THE EXERCISE
Print the data exactly as it is given, please.

INFORMATION PROVIDED
- - -

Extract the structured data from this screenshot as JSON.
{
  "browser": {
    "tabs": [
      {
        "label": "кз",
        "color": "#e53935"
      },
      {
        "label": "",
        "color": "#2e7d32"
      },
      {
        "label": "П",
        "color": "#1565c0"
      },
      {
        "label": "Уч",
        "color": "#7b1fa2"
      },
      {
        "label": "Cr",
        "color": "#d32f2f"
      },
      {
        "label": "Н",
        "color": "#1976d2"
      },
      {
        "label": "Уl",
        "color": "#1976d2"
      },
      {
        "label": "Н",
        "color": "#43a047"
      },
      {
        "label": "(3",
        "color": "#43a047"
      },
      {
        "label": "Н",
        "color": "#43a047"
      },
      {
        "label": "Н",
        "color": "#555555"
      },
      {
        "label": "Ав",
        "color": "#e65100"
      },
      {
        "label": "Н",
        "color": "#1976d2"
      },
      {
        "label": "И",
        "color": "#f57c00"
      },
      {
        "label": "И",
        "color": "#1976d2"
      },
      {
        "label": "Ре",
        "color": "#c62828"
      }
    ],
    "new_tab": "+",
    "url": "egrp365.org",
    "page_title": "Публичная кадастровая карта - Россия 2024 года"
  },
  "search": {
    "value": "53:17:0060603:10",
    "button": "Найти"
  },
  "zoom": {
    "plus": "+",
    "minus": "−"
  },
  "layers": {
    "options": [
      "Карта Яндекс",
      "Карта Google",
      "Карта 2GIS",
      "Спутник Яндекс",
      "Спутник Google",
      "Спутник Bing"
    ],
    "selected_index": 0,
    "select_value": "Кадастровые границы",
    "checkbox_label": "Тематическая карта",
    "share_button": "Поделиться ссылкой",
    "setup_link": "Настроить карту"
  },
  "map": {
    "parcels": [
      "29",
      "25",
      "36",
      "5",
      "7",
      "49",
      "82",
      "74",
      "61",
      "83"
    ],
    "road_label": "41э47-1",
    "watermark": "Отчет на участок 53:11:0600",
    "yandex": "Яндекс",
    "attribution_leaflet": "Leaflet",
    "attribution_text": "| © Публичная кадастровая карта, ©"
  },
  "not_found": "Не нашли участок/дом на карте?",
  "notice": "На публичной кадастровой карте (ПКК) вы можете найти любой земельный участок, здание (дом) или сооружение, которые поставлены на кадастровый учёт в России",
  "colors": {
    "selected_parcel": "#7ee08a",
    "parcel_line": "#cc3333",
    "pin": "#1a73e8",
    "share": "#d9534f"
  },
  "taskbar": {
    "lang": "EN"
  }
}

- - -

COMPLETE RESPONSE
Extract the structured data from this screenshot as JSON.
{
  "browser": {
    "tabs": [
      {
        "label": "кз",
        "color": "#e53935"
      },
      {
        "label": "",
        "color": "#2e7d32"
      },
      {
        "label": "П",
        "color": "#1565c0"
      },
      {
        "label": "Уч",
        "color": "#7b1fa2"
      },
      {
        "label": "Cr",
        "color": "#d32f2f"
      },
      {
        "label": "Н",
        "color": "#1976d2"
      },
      {
        "label": "Уl",
        "color": "#1976d2"
      },
      {
        "label": "Н",
        "color": "#43a047"
      },
      {
        "label": "(3",
        "color": "#43a047"
      },
      {
        "label": "Н",
        "color": "#43a047"
      },
      {
        "label": "Н",
        "color": "#555555"
      },
      {
        "label": "Ав",
        "color": "#e65100"
      },
      {
        "label": "Н",
        "color": "#1976d2"
      },
      {
        "label": "И",
        "color": "#f57c00"
      },
      {
        "label": "И",
        "color": "#1976d2"
      },
      {
        "label": "Ре",
        "color": "#c62828"
      }
    ],
    "new_tab": "+",
    "url": "egrp365.org",
    "page_title": "Публичная кадастровая карта - Россия 2024 года"
  },
  "search": {
    "value": "53:17:0060603:10",
    "button": "Найти"
  },
  "zoom": {
    "plus": "+",
    "minus": "−"
  },
  "layers": {
    "options": [
      "Карта Яндекс",
      "Карта Google",
      "Карта 2GIS",
      "Спутник Яндекс",
      "Спутник Google",
      "Спутник Bing"
    ],
    "selected_index": 0,
    "select_value": "Кадастровые границы",
    "checkbox_label": "Тематическая карта",
    "share_button": "Поделиться ссылкой",
    "setup_link": "Настроить карту"
  },
  "map": {
    "parcels": [
      "29",
      "25",
      "36",
      "5",
      "7",
      "49",
      "82",
      "74",
      "61",
      "83"
    ],
    "road_label": "41э47-1",
    "watermark": "Отчет на участок 53:11:0600",
    "yandex": "Яндекс",
    "attribution_leaflet": "Leaflet",
    "attribution_text": "| © Публичная кадастровая карта, ©"
  },
  "not_found": "Не нашли участок/дом на карте?",
  "notice": "На публичной кадастровой карте (ПКК) вы можете найти любой земельный участок, здание (дом) или сооружение, которые поставлены на кадастровый учёт в России",
  "colors": {
    "selected_parcel": "#7ee08a",
    "parcel_line": "#cc3333",
    "pin": "#1a73e8",
    "share": "#d9534f"
  },
  "taskbar": {
    "lang": "EN"
  }
}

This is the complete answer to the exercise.